● **WHAT THE TASK ASKS**
Extract each record and reproduce it exactly.

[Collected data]
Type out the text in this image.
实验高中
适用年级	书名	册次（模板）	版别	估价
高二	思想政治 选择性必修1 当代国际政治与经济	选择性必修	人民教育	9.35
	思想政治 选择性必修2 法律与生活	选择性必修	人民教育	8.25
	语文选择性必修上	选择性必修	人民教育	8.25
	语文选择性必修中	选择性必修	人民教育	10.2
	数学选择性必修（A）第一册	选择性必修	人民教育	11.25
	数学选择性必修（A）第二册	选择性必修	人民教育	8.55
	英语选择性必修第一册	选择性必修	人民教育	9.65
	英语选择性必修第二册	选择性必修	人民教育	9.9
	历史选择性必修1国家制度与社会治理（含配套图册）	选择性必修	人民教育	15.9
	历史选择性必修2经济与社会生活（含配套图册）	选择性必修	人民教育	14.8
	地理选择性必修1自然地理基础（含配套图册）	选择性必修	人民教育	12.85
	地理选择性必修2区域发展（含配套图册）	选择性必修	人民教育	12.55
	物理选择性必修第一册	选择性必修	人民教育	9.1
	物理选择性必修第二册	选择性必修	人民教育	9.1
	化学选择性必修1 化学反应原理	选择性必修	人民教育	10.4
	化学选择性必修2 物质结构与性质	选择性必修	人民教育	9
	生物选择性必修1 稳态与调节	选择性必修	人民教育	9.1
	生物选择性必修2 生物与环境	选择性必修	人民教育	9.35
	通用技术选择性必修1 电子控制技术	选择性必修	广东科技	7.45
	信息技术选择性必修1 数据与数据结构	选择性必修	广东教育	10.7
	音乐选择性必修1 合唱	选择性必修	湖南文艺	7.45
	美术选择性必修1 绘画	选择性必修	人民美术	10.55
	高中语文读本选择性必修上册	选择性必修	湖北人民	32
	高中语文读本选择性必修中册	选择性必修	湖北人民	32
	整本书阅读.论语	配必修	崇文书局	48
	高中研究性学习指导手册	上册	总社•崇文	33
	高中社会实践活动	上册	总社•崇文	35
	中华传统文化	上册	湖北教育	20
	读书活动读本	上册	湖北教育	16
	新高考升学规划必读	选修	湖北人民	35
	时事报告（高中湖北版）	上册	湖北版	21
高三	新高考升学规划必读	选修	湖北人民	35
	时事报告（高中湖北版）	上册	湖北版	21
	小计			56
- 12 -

● **EXERCISE OUTPUT**
Type out the text in this image.
实验高中
适用年级	书名	册次（模板）	版别	估价
高二	思想政治 选择性必修1 当代国际政治与经济	选择性必修	人民教育	9.35
	思想政治 选择性必修2 法律与生活	选择性必修	人民教育	8.25
	语文选择性必修上	选择性必修	人民教育	8.25
	语文选择性必修中	选择性必修	人民教育	10.2
	数学选择性必修（A）第一册	选择性必修	人民教育	11.25
	数学选择性必修（A）第二册	选择性必修	人民教育	8.55
	英语选择性必修第一册	选择性必修	人民教育	9.65
	英语选择性必修第二册	选择性必修	人民教育	9.9
	历史选择性必修1国家制度与社会治理（含配套图册）	选择性必修	人民教育	15.9
	历史选择性必修2经济与社会生活（含配套图册）	选择性必修	人民教育	14.8
	地理选择性必修1自然地理基础（含配套图册）	选择性必修	人民教育	12.85
	地理选择性必修2区域发展（含配套图册）	选择性必修	人民教育	12.55
	物理选择性必修第一册	选择性必修	人民教育	9.1
	物理选择性必修第二册	选择性必修	人民教育	9.1
	化学选择性必修1 化学反应原理	选择性必修	人民教育	10.4
	化学选择性必修2 物质结构与性质	选择性必修	人民教育	9
	生物选择性必修1 稳态与调节	选择性必修	人民教育	9.1
	生物选择性必修2 生物与环境	选择性必修	人民教育	9.35
	通用技术选择性必修1 电子控制技术	选择性必修	广东科技	7.45
	信息技术选择性必修1 数据与数据结构	选择性必修	广东教育	10.7
	音乐选择性必修1 合唱	选择性必修	湖南文艺	7.45
	美术选择性必修1 绘画	选择性必修	人民美术	10.55
	高中语文读本选择性必修上册	选择性必修	湖北人民	32
	高中语文读本选择性必修中册	选择性必修	湖北人民	32
	整本书阅读.论语	配必修	崇文书局	48
	高中研究性学习指导手册	上册	总社•崇文	33
	高中社会实践活动	上册	总社•崇文	35
	中华传统文化	上册	湖北教育	20
	读书活动读本	上册	湖北教育	16
	新高考升学规划必读	选修	湖北人民	35
	时事报告（高中湖北版）	上册	湖北版	21
高三	新高考升学规划必读	选修	湖北人民	35
	时事报告（高中湖北版）	上册	湖北版	21
	小计			56
- 12 -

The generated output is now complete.